What is expected
Copy out all lines in the data below containing the string "description".

Supplied material
#####

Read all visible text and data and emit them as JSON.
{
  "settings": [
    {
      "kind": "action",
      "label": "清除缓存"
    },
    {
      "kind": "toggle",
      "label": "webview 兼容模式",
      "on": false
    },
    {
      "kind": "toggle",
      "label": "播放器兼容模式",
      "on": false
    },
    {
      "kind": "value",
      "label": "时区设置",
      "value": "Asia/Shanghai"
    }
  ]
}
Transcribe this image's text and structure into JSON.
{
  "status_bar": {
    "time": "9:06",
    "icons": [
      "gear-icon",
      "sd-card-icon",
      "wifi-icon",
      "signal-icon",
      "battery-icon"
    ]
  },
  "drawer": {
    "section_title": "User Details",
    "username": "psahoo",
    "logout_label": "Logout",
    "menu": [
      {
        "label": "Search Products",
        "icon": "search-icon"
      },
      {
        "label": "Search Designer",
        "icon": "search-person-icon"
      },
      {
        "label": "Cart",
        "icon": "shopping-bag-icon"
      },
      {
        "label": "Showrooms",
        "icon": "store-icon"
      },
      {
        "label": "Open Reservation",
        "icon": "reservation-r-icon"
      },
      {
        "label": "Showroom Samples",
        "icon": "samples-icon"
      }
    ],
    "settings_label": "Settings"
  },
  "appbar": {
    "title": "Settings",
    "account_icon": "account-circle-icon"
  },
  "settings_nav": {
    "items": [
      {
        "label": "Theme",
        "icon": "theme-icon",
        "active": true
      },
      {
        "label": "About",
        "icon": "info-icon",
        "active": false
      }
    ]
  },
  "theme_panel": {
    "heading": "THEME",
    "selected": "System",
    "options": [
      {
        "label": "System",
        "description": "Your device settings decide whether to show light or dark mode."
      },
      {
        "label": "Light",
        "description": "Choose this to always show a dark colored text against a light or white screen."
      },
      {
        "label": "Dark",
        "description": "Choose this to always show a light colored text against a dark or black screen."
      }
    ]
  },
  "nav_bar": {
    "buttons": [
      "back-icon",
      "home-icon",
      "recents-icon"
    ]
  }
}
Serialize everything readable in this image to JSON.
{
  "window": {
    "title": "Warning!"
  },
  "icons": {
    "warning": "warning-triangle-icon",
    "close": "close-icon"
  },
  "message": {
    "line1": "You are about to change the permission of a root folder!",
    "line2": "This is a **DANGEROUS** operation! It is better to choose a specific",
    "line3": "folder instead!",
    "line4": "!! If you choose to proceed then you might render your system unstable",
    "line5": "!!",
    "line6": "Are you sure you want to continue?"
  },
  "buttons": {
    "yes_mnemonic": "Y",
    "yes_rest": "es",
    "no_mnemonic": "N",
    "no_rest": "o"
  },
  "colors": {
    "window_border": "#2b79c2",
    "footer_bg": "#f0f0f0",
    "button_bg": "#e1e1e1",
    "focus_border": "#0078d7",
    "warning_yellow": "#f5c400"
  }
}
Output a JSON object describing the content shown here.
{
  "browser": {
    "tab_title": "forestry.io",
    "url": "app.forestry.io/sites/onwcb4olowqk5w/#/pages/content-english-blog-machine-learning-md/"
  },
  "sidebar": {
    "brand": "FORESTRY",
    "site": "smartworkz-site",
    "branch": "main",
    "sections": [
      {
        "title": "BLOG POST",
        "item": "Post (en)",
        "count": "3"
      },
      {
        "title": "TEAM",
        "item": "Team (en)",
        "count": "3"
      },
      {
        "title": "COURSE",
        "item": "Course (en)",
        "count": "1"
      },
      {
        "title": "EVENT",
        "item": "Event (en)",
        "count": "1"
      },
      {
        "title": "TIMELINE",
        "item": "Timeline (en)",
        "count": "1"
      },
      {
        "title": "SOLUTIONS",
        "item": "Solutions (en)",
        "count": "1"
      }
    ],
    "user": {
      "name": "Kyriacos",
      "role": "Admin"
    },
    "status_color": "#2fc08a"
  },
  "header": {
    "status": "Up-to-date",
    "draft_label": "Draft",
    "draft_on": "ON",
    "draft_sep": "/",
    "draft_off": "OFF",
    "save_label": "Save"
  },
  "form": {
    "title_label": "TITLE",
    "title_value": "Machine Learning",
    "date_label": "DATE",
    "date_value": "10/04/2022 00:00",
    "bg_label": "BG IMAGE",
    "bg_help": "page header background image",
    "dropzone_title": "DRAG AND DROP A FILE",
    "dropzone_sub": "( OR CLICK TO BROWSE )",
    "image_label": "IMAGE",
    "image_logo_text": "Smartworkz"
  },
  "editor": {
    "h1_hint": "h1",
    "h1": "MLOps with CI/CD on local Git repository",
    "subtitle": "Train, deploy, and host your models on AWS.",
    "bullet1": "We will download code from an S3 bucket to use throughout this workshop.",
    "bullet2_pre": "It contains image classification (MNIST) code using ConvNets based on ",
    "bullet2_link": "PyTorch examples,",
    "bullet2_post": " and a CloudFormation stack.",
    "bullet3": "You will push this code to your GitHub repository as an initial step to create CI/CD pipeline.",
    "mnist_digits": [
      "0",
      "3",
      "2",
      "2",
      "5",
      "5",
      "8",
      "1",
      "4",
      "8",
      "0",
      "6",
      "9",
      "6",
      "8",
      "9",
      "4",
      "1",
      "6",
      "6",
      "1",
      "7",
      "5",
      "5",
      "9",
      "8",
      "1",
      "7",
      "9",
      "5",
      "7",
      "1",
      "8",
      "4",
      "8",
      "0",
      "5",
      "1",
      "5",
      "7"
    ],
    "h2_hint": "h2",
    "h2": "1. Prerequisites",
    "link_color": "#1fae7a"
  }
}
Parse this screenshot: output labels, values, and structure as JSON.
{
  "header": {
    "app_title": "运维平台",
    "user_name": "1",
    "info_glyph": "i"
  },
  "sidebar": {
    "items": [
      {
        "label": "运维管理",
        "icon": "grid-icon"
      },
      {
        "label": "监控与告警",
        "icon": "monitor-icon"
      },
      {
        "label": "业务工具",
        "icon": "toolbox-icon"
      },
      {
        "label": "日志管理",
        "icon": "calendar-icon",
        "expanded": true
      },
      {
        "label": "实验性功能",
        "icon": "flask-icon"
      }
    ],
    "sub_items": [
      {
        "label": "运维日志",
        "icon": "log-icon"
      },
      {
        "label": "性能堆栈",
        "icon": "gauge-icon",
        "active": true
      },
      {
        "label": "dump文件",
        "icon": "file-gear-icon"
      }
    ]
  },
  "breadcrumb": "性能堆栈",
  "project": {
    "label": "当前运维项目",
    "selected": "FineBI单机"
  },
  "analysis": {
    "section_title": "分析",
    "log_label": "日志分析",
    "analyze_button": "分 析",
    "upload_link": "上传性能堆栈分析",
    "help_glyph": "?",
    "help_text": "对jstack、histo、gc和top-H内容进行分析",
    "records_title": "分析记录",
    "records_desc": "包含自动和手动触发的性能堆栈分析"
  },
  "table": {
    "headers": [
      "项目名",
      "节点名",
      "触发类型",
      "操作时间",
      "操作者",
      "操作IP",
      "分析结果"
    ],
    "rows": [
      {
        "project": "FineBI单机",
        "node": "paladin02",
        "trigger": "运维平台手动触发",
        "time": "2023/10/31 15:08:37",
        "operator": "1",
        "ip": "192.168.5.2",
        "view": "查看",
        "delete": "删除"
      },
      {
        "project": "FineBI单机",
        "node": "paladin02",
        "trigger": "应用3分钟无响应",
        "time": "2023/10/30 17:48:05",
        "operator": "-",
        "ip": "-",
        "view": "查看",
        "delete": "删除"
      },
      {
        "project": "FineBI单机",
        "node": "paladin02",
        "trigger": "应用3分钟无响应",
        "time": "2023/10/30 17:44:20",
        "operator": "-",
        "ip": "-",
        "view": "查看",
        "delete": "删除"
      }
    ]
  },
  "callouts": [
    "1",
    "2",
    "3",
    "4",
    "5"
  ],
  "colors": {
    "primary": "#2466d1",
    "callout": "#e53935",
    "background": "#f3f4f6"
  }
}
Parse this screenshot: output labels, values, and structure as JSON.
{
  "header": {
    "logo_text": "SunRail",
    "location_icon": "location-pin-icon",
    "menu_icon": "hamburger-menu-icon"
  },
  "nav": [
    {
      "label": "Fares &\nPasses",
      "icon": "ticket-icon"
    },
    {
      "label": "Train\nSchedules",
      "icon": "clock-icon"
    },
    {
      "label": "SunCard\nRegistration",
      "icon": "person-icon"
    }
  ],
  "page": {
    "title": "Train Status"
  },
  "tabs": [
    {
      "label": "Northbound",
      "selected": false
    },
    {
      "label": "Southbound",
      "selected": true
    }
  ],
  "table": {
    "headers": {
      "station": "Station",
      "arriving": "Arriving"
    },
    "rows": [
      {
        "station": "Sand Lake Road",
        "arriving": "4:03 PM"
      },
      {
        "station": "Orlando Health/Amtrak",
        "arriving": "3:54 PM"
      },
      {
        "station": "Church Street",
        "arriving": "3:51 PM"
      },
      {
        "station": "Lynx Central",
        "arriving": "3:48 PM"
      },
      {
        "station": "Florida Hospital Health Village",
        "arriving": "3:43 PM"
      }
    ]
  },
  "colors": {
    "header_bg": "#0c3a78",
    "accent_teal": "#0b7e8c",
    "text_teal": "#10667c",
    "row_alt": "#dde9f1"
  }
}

#####

Result of this task
        "description": "Your device settings decide whether to show light or dark mode."
        "description": "Choose this to always show a dark colored text against a light or white screen."
        "description": "Choose this to always show a light colored text against a dark or black screen."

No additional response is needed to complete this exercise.